**Exercise tasks:**
• A. Answer each question from the vomiting stories, one per line:
(i) How many minutes after vomiting did the woman in labor give birth?
(ii) What container did the drinking woman at the Ohio Northern University party vomit into?
(iii) About how many drinks did the older brother have at the Show Bar?
• B. List every name signed beneath a story in the vomiting stories, giving each name once.

— Begin Text provided —

B i t e s i z e   C h u n k s

When I was in labor 6 years ago I felt sick, and told the nurse "I got to puke!" She gave me this little barf bucket. I told her "no I need the trash can, I'll puke all over you" She said "Oh this will work fine, go for it hon." Soooooo, I puked all right! All over her hands, arms, down the front of her scrubs and on her shoes! She thought it was funny. I thought it was sick. But thanks to vomiting, I gave birth 20 minutes later! :)
Amanda & Mike Hart

At a party at Ohio Northern University, I was hitting on a chick that had been drinking my special week-old harry buffalo mix. Suddenly, she had to yak, and did it in the nearest receptacle, which happened to be a potato chip bag. Needless to say, she didn't seem so elegant after that. About five minutes later, a friend was French kissing her. I got it all on video tape too.
Troy Leffler

A few years ago, an old friend was in town so we decided to go out drinking. I didn't realize how much I had to drink until the next day, when I found "recycled" hot wings, cranberry vodka, dark beer, and white zinfindel in a basket full of clean white laundry next to my bed. I dumped it all in the bathtub and went back to sleep.
Troy Leffler

My brother and I were at an amusement park that had one of those big I-Max screens. That day they happened to be playing a film about aviation which showed really cool shots of planes from the cockpit. Well, about five minutes in, my brother turns to me and says that he feels sick, about ten seconds later he throws up all over himself, the theater, and I think the shoes of the guy behind us. As we were walking out, I heard the guy behind us say that someone spilled something on the floor. If he only knew how right he was...
Ben Udkow
www.netcom.com/~udkow/useless_as_hell.html

I took my older brother to the Show Bar where he had about 14 drinks. On the way home he puked about three times out the car window, half of which came back and hit me in the eye while driving. Patrick

When I was younger, I slept on the top bunk bed, and my brother on the perpendicular bunk bed below. One night, I woke up sick but was too lazy to get up, so I leaned over and puked all over my brother. (Who, incidentally, was later peed on by my other brother in a similar situation!) John Doe

"In the summer of 1985 my friend and I had 3 double screwdrivers each and then went to the ocean with our mothers. As I lay in the sun, a sudden wave of nausea came over me. I dug a hole in the sand. As I began to fill it, my friend tried to convince our mothers that I had sunstroke."

— End Text provided —
— Begin Source material —

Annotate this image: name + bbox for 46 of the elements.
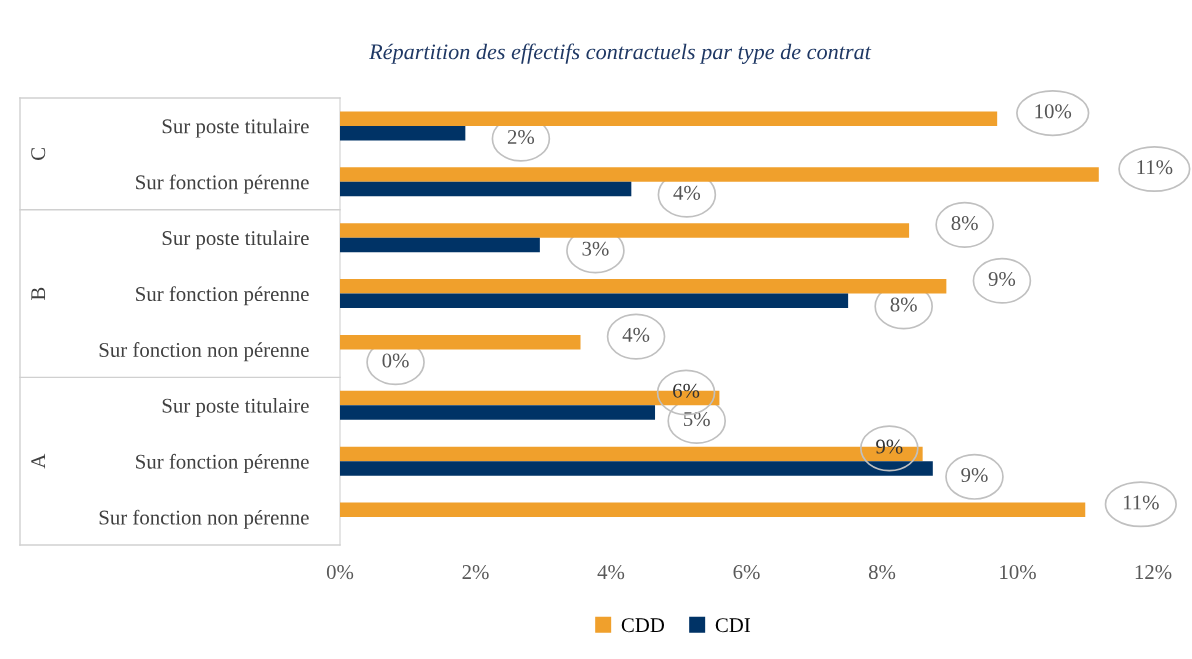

— End Source material —

**Solutions to the exercise:**
• A.
(i) 20 minutes
(ii) A potato chip bag
(iii) About 14

• B.
Amanda & Mike Hart
Troy Leffler
Ben Udkow
Patrick
John Doe